Everything You Need to Know About Tax Benefits of National Pension Scheme (NPS)
  • 9th Mar 2021 |
  • 4,151

Albert Einstein was not the last to think that, “the hardest thing in the world to understand is the income tax.” Taxpayers are often burdened with the question of how to save the maximum tax outflow, especially because tax-saving investments are an integral factor in wealth creation. Section 80C under the Income Tax Act permits exemptions on taxes, given that the money is duly invested. Considering this, it is important to be aware of the tax-saving instruments that not only provide the benefit of tax exemption but are also a good investment option.

Among the various tax-saving instruments under Section 80C is the National Pension Scheme (NPS) that falls under Section 80CCD of the Income Tax Act. The NPS is an initiative by the Government of India that seeks to provide retirement benefits. As this is a tax-saving investment, the golden rule to master it is to start early to save and foster monetary growth.

What is the National Pension Scheme (NPS)?

We all work to ease our concerns upon retirement, and with adequate financial planning through the NPS scheme, investors can rely on a substantial corpus for the post-retirement phase. It helps individuals satisfy their expenses while allowing them to build a corpus via market-linked returns that can be used during their retirement. The NPS scheme is sponsored by the Government of India and was launched in January 2004 for government employees. In 2009 however, this scheme opened up to be availed by the rest of the working population, including those who work in the unorganised sector.

The NPS is regulated and administered by the Pension Fund Regulatory and Development Authority (PFRDA) who defined the scheme as a market-linked voluntary contribution that is managed by professional fund managers. When an individual retires, they can withdraw a part of the corpus in a lump sum and use the remaining which is at least 40% of the contribution to buy an annuity to secure a regular income even after retirement.

The NPS scheme holds immense value for those who work in the private sector and require a regular pension after retirement. Investors with a low-risk appetite can benefit the most from this scheme. One of the numerous National Pension Scheme benefits is that it is portable across jobs and locations.

What are the Types of NPS Accounts?

_TASKS TO COMPLETE:_
1 - Do statements (a), (b) and (c) agree with the NPS article? Answer yes or no for each, and quote the deciding words of the article. (a) The NPS was launched in January 2004 for government employees. (b) The NPS cannot be carried over when an investor changes jobs or locations. (c) The scheme benefits investors with a high-risk appetite the most.
2 - Could you rewrite the part of the NPS article starting at "We all work" and ending at "the unorganised sector.", with "unorganised sector" changed to "informal sector"?

_SOURCE MATERIAL:_
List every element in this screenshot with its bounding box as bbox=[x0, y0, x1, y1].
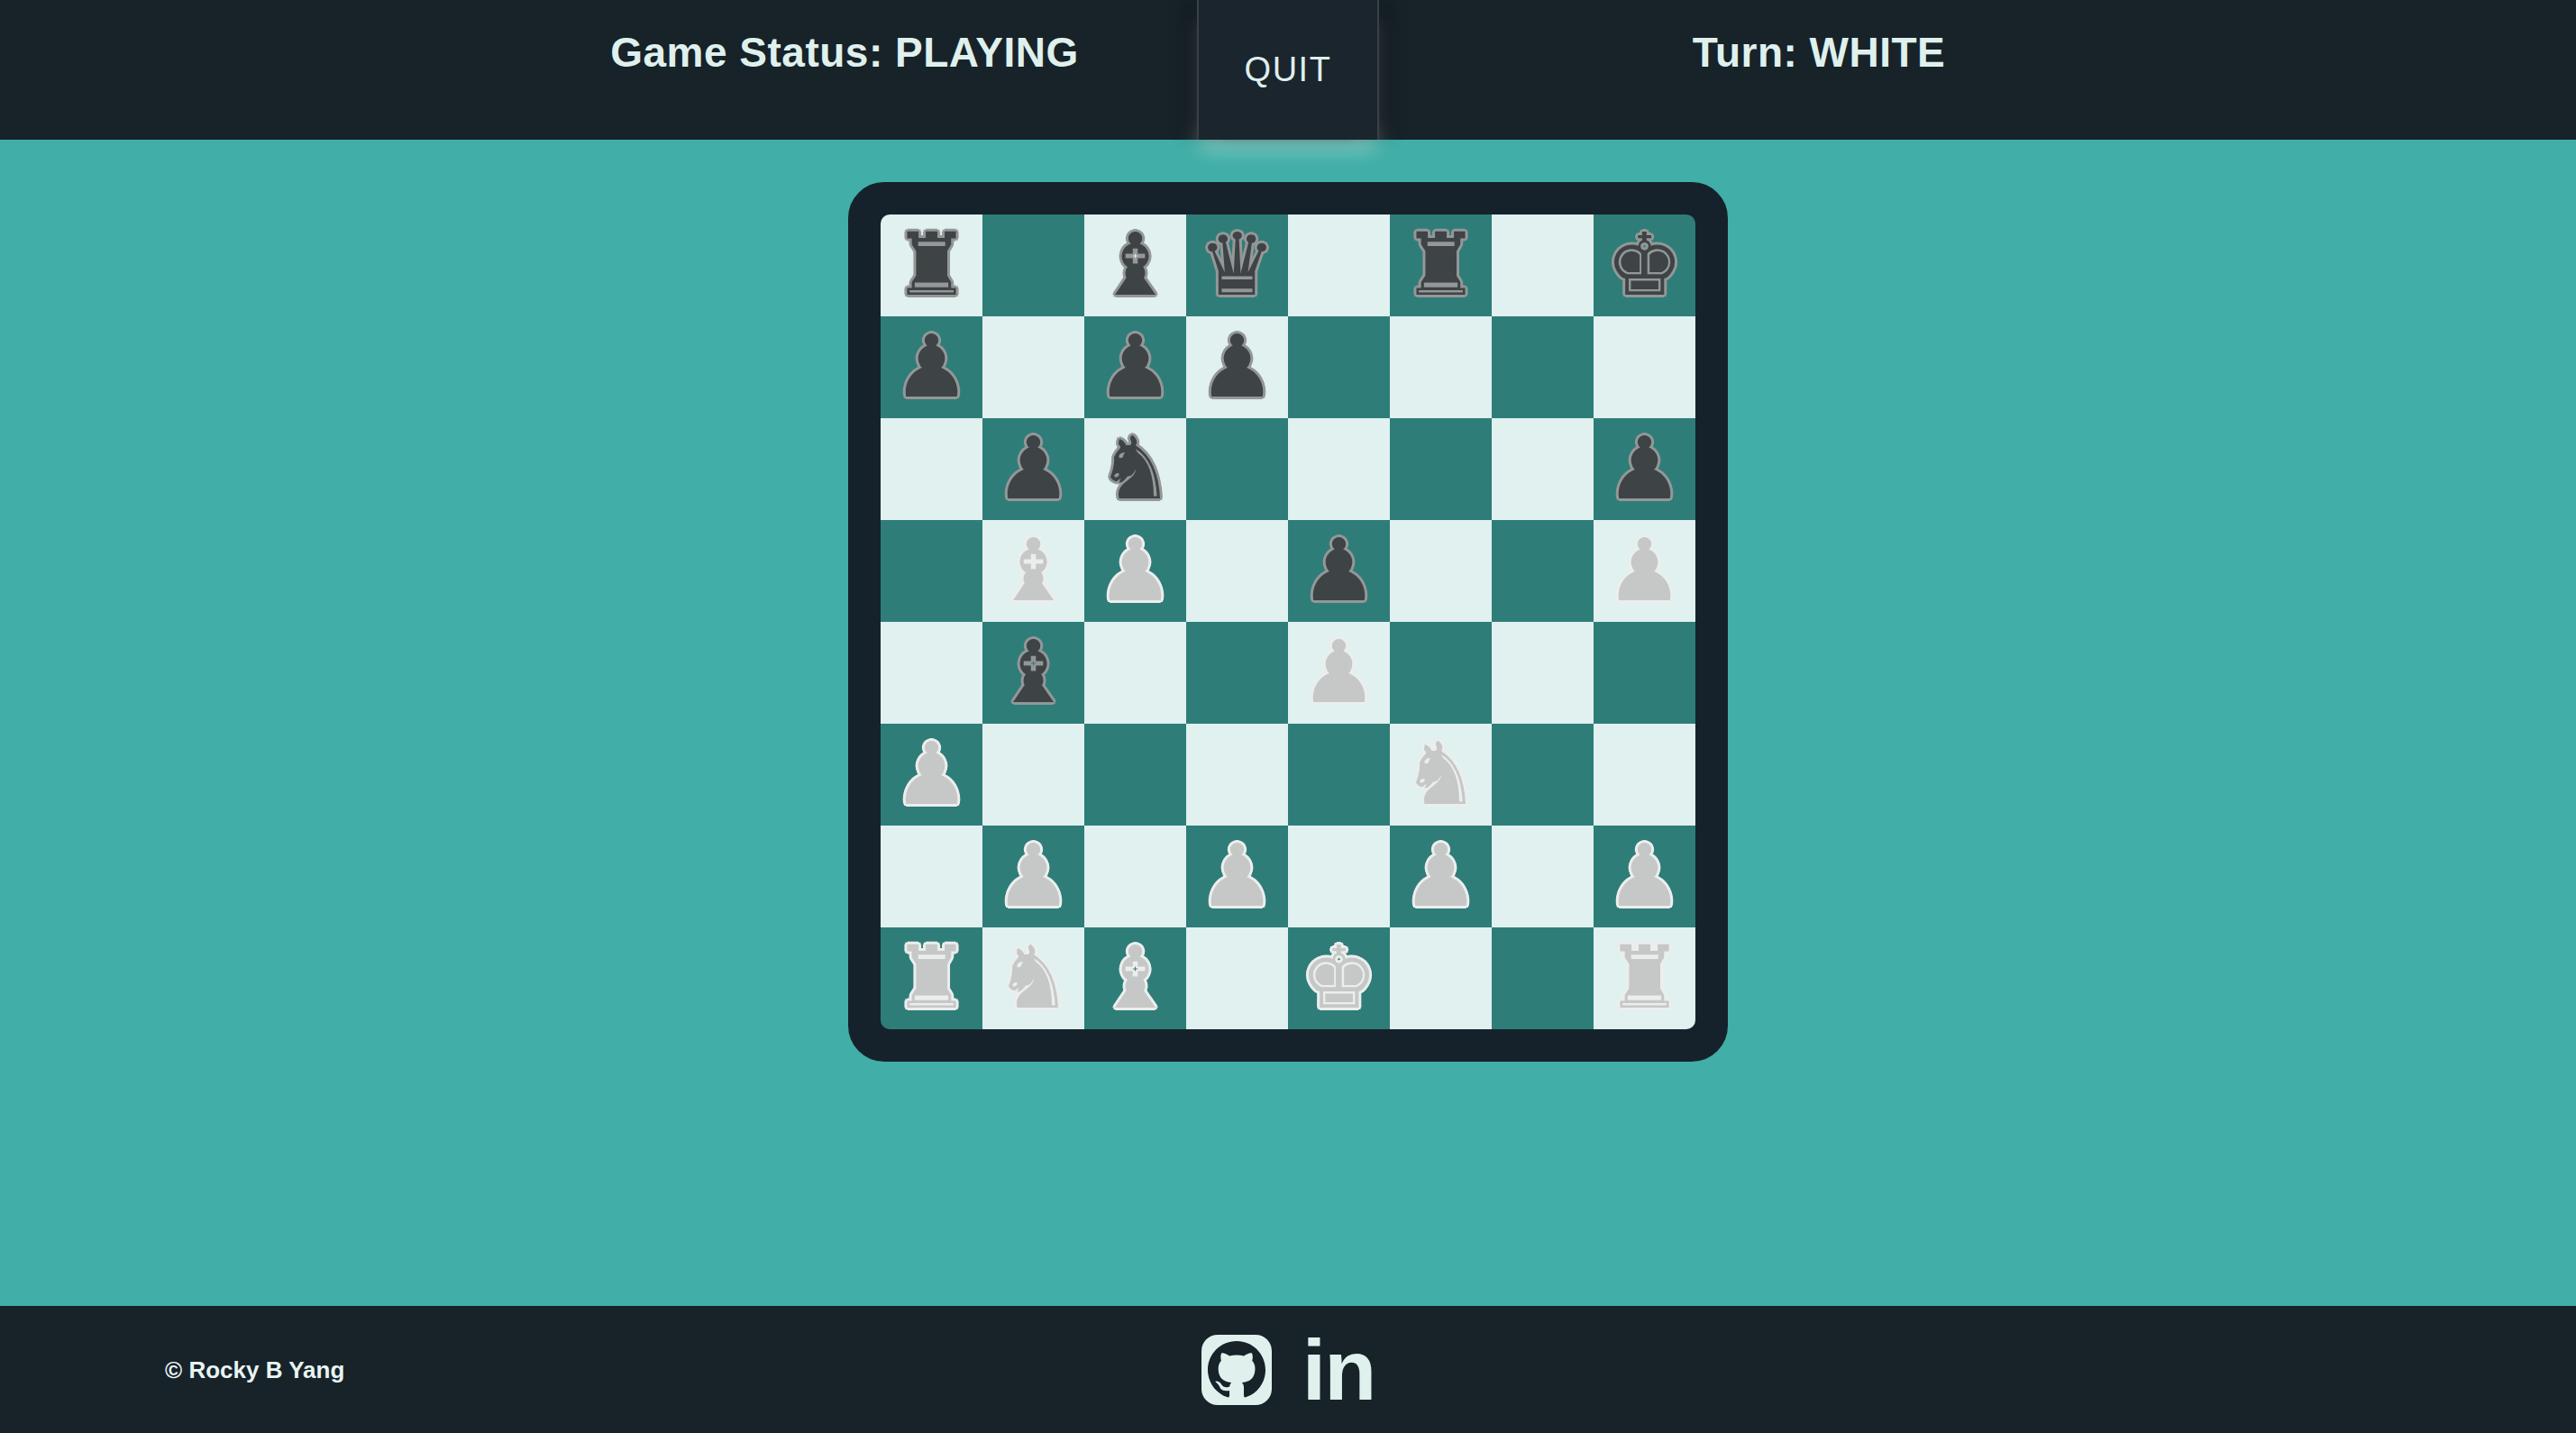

_FULL ANSWERS:_
1 -
(a) Yes: "was launched in January 2004 for government employees"
(b) No: "it is portable across jobs and locations"
(c) No: "Investors with a low-risk appetite can benefit the most from this scheme"

2 -
We all work to ease our concerns upon retirement, and with adequate financial planning through the NPS scheme, investors can rely on a substantial corpus for the post-retirement phase. It helps individuals satisfy their expenses while allowing them to build a corpus via market-linked returns that can be used during their retirement. The NPS scheme is sponsored by the Government of India and was launched in January 2004 for government employees. In 2009 however, this scheme opened up to be availed by the rest of the working population, including those who work in the informal sector.